[INPUT FOR THIS TASK start]

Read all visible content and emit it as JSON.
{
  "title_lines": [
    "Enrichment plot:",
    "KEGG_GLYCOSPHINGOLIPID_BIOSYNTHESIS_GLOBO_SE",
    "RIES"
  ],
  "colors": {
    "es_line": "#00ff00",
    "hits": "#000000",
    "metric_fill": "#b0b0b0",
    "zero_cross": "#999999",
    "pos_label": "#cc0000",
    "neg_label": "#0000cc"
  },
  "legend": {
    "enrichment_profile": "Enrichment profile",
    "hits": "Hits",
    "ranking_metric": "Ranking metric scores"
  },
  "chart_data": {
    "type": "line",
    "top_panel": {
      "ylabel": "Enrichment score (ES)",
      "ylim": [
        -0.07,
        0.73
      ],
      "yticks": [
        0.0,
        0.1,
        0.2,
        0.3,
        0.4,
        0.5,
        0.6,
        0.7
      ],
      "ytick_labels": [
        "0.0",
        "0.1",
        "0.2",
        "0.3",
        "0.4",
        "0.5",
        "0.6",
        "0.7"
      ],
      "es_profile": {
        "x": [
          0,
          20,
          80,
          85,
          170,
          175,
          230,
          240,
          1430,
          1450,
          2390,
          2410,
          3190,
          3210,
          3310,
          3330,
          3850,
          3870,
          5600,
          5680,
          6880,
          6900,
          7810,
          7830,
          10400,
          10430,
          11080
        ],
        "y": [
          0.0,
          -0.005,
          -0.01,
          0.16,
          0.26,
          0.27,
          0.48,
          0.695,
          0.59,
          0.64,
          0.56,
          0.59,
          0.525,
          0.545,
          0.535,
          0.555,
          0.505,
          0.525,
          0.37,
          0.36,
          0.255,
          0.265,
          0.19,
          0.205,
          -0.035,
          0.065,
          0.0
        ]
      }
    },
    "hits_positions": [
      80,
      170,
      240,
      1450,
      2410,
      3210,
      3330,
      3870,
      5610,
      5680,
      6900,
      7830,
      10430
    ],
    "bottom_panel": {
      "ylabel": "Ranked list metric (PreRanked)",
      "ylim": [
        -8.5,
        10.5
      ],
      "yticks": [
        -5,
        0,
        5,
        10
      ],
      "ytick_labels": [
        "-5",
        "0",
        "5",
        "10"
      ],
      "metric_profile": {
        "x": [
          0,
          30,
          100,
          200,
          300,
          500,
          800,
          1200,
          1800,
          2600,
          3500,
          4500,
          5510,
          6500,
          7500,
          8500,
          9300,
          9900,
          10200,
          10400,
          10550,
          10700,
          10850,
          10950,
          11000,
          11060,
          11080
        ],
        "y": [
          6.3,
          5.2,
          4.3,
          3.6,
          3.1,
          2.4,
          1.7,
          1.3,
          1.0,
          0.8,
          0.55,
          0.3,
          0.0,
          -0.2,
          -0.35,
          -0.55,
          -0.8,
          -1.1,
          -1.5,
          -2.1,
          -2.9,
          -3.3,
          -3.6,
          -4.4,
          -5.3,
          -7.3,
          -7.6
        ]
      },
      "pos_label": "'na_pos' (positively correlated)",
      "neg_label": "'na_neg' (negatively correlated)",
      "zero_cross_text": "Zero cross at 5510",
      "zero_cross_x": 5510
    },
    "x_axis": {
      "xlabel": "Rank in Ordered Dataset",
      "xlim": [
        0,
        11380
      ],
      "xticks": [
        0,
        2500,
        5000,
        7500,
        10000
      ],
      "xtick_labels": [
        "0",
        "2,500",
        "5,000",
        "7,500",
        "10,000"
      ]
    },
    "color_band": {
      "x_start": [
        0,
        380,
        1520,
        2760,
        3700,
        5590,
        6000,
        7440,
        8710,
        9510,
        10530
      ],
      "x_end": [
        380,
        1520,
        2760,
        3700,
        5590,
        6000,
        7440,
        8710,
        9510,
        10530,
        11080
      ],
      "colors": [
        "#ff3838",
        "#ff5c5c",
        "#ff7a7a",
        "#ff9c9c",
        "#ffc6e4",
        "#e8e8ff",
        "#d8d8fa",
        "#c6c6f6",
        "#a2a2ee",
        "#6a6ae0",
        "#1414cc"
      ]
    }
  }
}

[INPUT FOR THIS TASK end]

### DIRECTIONS FOR THIS TASK
Please quote every record above exactly as it appears.

### SOLUTION TO THIS TASK
Read all visible content and emit it as JSON.
{
  "title_lines": [
    "Enrichment plot:",
    "KEGG_GLYCOSPHINGOLIPID_BIOSYNTHESIS_GLOBO_SE",
    "RIES"
  ],
  "colors": {
    "es_line": "#00ff00",
    "hits": "#000000",
    "metric_fill": "#b0b0b0",
    "zero_cross": "#999999",
    "pos_label": "#cc0000",
    "neg_label": "#0000cc"
  },
  "legend": {
    "enrichment_profile": "Enrichment profile",
    "hits": "Hits",
    "ranking_metric": "Ranking metric scores"
  },
  "chart_data": {
    "type": "line",
    "top_panel": {
      "ylabel": "Enrichment score (ES)",
      "ylim": [
        -0.07,
        0.73
      ],
      "yticks": [
        0.0,
        0.1,
        0.2,
        0.3,
        0.4,
        0.5,
        0.6,
        0.7
      ],
      "ytick_labels": [
        "0.0",
        "0.1",
        "0.2",
        "0.3",
        "0.4",
        "0.5",
        "0.6",
        "0.7"
      ],
      "es_profile": {
        "x": [
          0,
          20,
          80,
          85,
          170,
          175,
          230,
          240,
          1430,
          1450,
          2390,
          2410,
          3190,
          3210,
          3310,
          3330,
          3850,
          3870,
          5600,
          5680,
          6880,
          6900,
          7810,
          7830,
          10400,
          10430,
          11080
        ],
        "y": [
          0.0,
          -0.005,
          -0.01,
          0.16,
          0.26,
          0.27,
          0.48,
          0.695,
          0.59,
          0.64,
          0.56,
          0.59,
          0.525,
          0.545,
          0.535,
          0.555,
          0.505,
          0.525,
          0.37,
          0.36,
          0.255,
          0.265,
          0.19,
          0.205,
          -0.035,
          0.065,
          0.0
        ]
      }
    },
    "hits_positions": [
      80,
      170,
      240,
      1450,
      2410,
      3210,
      3330,
      3870,
      5610,
      5680,
      6900,
      7830,
      10430
    ],
    "bottom_panel": {
      "ylabel": "Ranked list metric (PreRanked)",
      "ylim": [
        -8.5,
        10.5
      ],
      "yticks": [
        -5,
        0,
        5,
        10
      ],
      "ytick_labels": [
        "-5",
        "0",
        "5",
        "10"
      ],
      "metric_profile": {
        "x": [
          0,
          30,
          100,
          200,
          300,
          500,
          800,
          1200,
          1800,
          2600,
          3500,
          4500,
          5510,
          6500,
          7500,
          8500,
          9300,
          9900,
          10200,
          10400,
          10550,
          10700,
          10850,
          10950,
          11000,
          11060,
          11080
        ],
        "y": [
          6.3,
          5.2,
          4.3,
          3.6,
          3.1,
          2.4,
          1.7,
          1.3,
          1.0,
          0.8,
          0.55,
          0.3,
          0.0,
          -0.2,
          -0.35,
          -0.55,
          -0.8,
          -1.1,
          -1.5,
          -2.1,
          -2.9,
          -3.3,
          -3.6,
          -4.4,
          -5.3,
          -7.3,
          -7.6
        ]
      },
      "pos_label": "'na_pos' (positively correlated)",
      "neg_label": "'na_neg' (negatively correlated)",
      "zero_cross_text": "Zero cross at 5510",
      "zero_cross_x": 5510
    },
    "x_axis": {
      "xlabel": "Rank in Ordered Dataset",
      "xlim": [
        0,
        11380
      ],
      "xticks": [
        0,
        2500,
        5000,
        7500,
        10000
      ],
      "xtick_labels": [
        "0",
        "2,500",
        "5,000",
        "7,500",
        "10,000"
      ]
    },
    "color_band": {
      "x_start": [
        0,
        380,
        1520,
        2760,
        3700,
        5590,
        6000,
        7440,
        8710,
        9510,
        10530
      ],
      "x_end": [
        380,
        1520,
        2760,
        3700,
        5590,
        6000,
        7440,
        8710,
        9510,
        10530,
        11080
      ],
      "colors": [
        "#ff3838",
        "#ff5c5c",
        "#ff7a7a",
        "#ff9c9c",
        "#ffc6e4",
        "#e8e8ff",
        "#d8d8fa",
        "#c6c6f6",
        "#a2a2ee",
        "#6a6ae0",
        "#1414cc"
      ]
    }
  }
}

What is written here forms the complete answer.